How many lines in these records hold the string "this"? Reply with the number alone.

### Records for processing:
══════════

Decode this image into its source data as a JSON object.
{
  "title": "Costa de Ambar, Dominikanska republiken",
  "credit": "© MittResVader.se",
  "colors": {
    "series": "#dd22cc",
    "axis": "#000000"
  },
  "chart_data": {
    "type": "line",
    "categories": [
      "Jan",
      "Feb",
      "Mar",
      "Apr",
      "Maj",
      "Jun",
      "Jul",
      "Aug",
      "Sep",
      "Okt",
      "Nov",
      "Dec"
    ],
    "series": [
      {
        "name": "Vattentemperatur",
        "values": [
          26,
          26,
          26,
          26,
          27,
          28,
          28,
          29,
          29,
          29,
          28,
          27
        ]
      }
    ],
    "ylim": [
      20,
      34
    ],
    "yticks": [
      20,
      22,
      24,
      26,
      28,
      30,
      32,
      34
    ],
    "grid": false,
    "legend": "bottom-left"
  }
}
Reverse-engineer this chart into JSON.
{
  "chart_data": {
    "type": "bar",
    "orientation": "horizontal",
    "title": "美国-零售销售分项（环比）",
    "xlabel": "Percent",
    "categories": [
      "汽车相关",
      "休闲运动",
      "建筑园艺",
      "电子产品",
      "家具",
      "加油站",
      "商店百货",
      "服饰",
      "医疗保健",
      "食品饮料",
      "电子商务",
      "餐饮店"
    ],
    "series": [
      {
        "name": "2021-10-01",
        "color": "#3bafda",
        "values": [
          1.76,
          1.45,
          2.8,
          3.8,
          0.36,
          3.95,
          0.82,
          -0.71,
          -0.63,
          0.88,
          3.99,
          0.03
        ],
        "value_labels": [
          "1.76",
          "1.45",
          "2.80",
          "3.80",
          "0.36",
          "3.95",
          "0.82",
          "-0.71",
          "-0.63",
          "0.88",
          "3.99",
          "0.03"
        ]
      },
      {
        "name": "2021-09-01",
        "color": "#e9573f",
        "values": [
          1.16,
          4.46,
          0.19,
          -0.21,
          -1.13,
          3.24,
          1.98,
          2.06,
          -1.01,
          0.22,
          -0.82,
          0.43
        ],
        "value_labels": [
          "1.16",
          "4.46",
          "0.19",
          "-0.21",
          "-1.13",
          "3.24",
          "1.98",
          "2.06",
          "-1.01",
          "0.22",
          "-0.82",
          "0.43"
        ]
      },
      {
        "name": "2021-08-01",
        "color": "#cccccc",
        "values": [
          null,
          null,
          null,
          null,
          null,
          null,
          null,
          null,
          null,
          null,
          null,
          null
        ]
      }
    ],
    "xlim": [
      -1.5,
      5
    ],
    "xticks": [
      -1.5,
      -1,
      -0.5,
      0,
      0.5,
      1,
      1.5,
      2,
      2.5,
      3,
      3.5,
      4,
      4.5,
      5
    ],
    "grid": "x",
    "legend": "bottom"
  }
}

══════════

### Output below:
2